▶ **Given request**
Write out the entire listing below exactly, with the pictures left out.

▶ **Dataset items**
========================================
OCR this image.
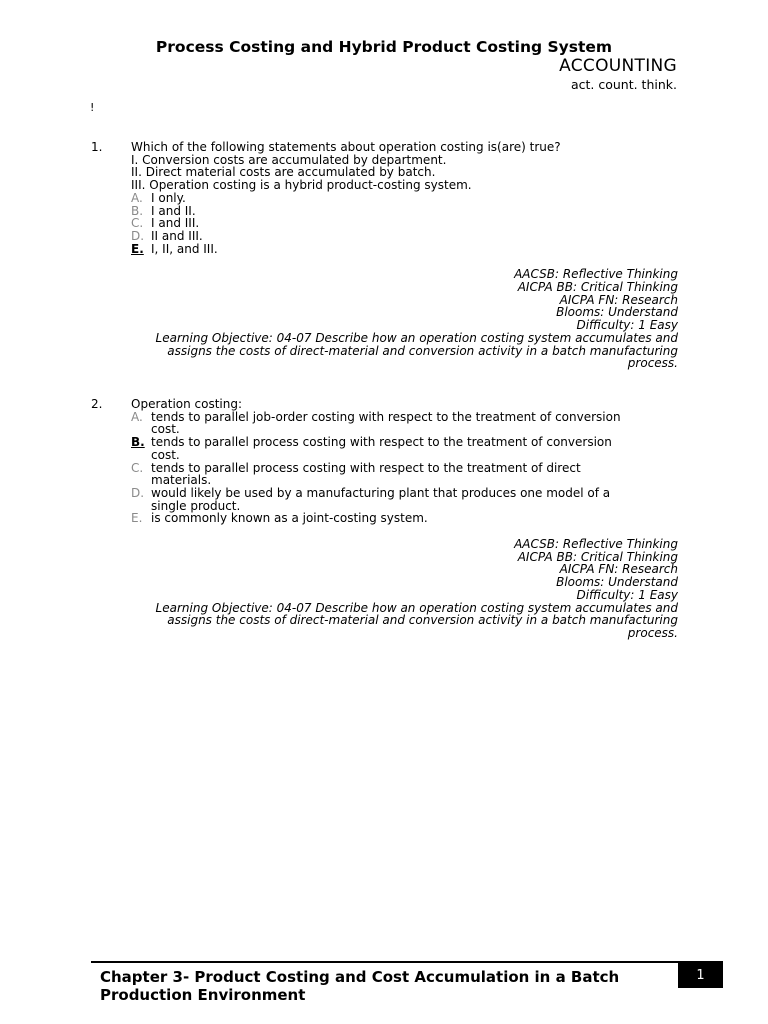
Process Costing and Hybrid Product Costing System
ACCOUNTING
act. count. think.
!
1.	Which of the following statements about operation costing is(are) true?
I. Conversion costs are accumulated by department.
II. Direct material costs are accumulated by batch.
III. Operation costing is a hybrid product-costing system.
A. I only.
B. I and II.
C. I and III.
D. II and III.
E. I, II, and III.
AACSB: Reflective Thinking
AICPA BB: Critical Thinking
AICPA FN: Research
Blooms: Understand
Difficulty: 1 Easy
Learning Objective: 04-07 Describe how an operation costing system accumulates and assigns the costs of direct-material and conversion activity in a batch manufacturing process.
2.	Operation costing:
A. tends to parallel job-order costing with respect to the treatment of conversion cost.
B. tends to parallel process costing with respect to the treatment of conversion cost.
C. tends to parallel process costing with respect to the treatment of direct materials.
D. would likely be used by a manufacturing plant that produces one model of a single product.
E. is commonly known as a joint-costing system.
AACSB: Reflective Thinking
AICPA BB: Critical Thinking
AICPA FN: Research
Blooms: Understand
Difficulty: 1 Easy
Learning Objective: 04-07 Describe how an operation costing system accumulates and assigns the costs of direct-material and conversion activity in a batch manufacturing process.
Chapter 3- Product Costing and Cost Accumulation in a Batch Production Environment
1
========================================
▶ **Full output**
OCR this image.
Process Costing and Hybrid Product Costing System
ACCOUNTING
act. count. think.
!
1.	Which of the following statements about operation costing is(are) true?
I. Conversion costs are accumulated by department.
II. Direct material costs are accumulated by batch.
III. Operation costing is a hybrid product-costing system.
A. I only.
B. I and II.
C. I and III.
D. II and III.
E. I, II, and III.
AACSB: Reflective Thinking
AICPA BB: Critical Thinking
AICPA FN: Research
Blooms: Understand
Difficulty: 1 Easy
Learning Objective: 04-07 Describe how an operation costing system accumulates and assigns the costs of direct-material and conversion activity in a batch manufacturing process.
2.	Operation costing:
A. tends to parallel job-order costing with respect to the treatment of conversion cost.
B. tends to parallel process costing with respect to the treatment of conversion cost.
C. tends to parallel process costing with respect to the treatment of direct materials.
D. would likely be used by a manufacturing plant that produces one model of a single product.
E. is commonly known as a joint-costing system.
AACSB: Reflective Thinking
AICPA BB: Critical Thinking
AICPA FN: Research
Blooms: Understand
Difficulty: 1 Easy
Learning Objective: 04-07 Describe how an operation costing system accumulates and assigns the costs of direct-material and conversion activity in a batch manufacturing process.
Chapter 3- Product Costing and Cost Accumulation in a Batch Production Environment
1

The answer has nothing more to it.